• [Task to carry out]
Convert the rows from the start through the line containing "day-info: Sunrise: 7:33 AMSunset: 5:27", both ends included, into a JSON list of strings with one string per line. Leave out blank lines.

* START Dataset records *

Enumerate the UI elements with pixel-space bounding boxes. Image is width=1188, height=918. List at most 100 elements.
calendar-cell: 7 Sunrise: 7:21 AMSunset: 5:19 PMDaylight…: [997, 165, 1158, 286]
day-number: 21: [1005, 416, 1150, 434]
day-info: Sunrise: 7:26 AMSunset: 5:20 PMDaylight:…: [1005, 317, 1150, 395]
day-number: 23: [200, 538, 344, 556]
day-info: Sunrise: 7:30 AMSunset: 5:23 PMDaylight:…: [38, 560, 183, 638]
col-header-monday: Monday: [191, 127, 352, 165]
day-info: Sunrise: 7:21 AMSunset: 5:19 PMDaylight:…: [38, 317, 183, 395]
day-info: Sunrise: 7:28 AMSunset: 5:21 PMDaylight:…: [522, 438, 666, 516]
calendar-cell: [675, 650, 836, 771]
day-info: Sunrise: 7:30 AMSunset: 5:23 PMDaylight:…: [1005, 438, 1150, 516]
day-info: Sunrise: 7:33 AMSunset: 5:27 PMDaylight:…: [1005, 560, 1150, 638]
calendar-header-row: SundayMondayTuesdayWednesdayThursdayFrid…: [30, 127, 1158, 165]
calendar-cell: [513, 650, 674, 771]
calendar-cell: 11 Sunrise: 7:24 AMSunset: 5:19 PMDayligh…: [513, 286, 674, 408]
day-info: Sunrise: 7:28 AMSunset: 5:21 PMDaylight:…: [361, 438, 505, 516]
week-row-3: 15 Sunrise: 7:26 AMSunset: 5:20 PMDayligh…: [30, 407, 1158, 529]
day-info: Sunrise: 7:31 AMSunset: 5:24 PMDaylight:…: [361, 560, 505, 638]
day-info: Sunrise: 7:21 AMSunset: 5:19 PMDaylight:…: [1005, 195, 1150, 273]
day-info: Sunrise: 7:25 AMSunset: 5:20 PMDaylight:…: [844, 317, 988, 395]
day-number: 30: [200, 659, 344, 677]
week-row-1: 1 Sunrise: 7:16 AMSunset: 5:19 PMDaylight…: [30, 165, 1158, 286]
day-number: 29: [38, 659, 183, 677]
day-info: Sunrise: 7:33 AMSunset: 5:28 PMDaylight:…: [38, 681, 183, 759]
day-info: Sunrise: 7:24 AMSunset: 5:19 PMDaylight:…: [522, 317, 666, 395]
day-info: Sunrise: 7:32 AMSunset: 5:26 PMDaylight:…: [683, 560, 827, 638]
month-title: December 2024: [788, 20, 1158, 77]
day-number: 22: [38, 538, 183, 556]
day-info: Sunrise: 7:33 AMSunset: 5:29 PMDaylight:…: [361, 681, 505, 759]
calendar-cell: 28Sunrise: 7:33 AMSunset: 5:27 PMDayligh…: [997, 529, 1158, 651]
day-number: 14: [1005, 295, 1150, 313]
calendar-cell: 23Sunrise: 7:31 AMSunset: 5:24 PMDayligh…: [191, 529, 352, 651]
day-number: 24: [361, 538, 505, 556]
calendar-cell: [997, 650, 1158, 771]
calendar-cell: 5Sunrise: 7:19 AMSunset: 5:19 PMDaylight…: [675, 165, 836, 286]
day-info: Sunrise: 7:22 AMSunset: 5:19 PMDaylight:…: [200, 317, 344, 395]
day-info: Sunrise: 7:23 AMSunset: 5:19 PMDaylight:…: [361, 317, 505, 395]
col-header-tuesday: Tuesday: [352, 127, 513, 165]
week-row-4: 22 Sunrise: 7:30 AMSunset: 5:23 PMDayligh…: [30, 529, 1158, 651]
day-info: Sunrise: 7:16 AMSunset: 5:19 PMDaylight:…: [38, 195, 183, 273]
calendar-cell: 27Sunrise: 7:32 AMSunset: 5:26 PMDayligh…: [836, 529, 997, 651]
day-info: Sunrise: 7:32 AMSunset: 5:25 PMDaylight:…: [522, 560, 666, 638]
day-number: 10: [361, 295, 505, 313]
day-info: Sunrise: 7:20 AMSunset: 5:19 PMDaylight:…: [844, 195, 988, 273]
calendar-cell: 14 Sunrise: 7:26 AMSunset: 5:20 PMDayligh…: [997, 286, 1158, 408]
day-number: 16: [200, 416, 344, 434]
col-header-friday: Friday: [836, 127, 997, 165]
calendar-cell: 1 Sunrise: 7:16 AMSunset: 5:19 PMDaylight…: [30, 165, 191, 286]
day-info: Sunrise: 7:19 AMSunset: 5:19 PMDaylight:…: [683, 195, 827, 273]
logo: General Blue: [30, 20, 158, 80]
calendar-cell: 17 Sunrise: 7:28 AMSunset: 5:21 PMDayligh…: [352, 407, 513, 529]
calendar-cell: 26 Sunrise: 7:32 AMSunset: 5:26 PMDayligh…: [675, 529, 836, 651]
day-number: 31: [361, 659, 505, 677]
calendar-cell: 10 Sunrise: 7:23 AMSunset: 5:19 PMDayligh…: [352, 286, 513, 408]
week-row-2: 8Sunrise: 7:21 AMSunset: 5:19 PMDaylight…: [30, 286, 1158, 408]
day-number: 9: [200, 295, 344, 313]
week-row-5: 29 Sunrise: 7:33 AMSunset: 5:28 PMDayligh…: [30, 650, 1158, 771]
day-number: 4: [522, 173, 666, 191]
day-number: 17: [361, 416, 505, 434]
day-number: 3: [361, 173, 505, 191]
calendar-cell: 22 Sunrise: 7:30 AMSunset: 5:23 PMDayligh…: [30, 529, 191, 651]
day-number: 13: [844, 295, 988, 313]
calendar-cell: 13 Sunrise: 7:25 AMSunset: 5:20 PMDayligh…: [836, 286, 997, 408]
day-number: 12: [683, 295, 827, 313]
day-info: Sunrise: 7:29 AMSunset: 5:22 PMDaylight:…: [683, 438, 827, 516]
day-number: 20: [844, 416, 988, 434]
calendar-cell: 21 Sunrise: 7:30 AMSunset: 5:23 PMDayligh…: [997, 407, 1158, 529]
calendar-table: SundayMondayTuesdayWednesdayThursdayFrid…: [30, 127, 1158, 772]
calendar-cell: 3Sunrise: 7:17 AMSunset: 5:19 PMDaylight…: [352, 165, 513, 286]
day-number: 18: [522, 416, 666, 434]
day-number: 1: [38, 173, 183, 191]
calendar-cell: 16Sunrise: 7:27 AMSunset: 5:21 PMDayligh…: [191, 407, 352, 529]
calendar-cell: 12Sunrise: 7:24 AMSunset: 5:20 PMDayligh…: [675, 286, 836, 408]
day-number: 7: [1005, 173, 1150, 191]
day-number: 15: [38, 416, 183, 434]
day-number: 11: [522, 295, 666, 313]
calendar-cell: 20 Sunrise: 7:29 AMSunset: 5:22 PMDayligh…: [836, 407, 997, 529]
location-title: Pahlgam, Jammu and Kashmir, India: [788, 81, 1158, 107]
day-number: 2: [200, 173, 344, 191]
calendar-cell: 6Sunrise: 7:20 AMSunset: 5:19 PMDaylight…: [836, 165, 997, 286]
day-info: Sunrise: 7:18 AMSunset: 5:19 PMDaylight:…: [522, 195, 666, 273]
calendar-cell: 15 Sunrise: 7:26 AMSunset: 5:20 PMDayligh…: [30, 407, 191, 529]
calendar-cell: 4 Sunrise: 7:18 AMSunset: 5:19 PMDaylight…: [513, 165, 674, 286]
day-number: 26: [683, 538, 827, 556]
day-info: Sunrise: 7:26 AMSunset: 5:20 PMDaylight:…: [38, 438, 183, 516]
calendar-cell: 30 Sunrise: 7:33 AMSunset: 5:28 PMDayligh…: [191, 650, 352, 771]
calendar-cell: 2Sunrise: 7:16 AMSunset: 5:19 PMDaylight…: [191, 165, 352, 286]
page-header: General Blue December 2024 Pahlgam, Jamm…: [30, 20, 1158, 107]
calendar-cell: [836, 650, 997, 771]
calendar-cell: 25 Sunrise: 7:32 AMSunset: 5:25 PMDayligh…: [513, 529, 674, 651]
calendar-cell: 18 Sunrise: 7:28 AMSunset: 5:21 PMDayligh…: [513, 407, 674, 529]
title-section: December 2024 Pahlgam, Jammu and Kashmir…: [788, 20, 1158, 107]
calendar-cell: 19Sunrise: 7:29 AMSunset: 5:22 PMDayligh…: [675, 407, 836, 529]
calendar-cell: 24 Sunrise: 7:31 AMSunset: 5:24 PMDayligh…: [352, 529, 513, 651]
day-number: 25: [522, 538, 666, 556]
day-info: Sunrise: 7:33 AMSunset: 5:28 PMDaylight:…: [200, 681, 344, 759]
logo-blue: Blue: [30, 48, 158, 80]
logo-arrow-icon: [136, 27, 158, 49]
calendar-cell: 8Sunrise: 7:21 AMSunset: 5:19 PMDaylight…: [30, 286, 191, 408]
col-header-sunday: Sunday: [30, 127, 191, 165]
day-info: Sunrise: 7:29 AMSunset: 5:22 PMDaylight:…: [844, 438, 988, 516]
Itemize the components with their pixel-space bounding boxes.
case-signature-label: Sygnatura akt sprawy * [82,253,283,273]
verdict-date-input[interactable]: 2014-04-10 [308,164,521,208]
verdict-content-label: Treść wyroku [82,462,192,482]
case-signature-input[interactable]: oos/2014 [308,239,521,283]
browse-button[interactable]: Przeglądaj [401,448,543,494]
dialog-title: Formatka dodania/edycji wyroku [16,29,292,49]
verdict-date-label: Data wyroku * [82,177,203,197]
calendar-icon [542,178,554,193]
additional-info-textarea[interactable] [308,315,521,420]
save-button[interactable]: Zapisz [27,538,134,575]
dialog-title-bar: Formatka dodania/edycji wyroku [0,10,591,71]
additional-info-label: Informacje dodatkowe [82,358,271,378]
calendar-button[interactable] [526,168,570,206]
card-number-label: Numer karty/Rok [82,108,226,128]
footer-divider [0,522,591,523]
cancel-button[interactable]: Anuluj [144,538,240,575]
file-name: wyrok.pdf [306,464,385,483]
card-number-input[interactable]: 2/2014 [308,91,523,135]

* END Dataset records *

• [Solution to the problem]
[
  "Enumerate the UI elements with pixel-space bounding boxes. Image is width=1188, height=918. List at most 100 elements.",
  "calendar-cell: 7 Sunrise: 7:21 AMSunset: 5:19 PMDaylight…: [997, 165, 1158, 286]",
  "day-number: 21: [1005, 416, 1150, 434]",
  "day-info: Sunrise: 7:26 AMSunset: 5:20 PMDaylight:…: [1005, 317, 1150, 395]",
  "day-number: 23: [200, 538, 344, 556]",
  "day-info: Sunrise: 7:30 AMSunset: 5:23 PMDaylight:…: [38, 560, 183, 638]",
  "col-header-monday: Monday: [191, 127, 352, 165]",
  "day-info: Sunrise: 7:21 AMSunset: 5:19 PMDaylight:…: [38, 317, 183, 395]",
  "day-info: Sunrise: 7:28 AMSunset: 5:21 PMDaylight:…: [522, 438, 666, 516]",
  "calendar-cell: [675, 650, 836, 771]",
  "day-info: Sunrise: 7:30 AMSunset: 5:23 PMDaylight:…: [1005, 438, 1150, 516]",
  "day-info: Sunrise: 7:33 AMSunset: 5:27 PMDaylight:…: [1005, 560, 1150, 638]"
]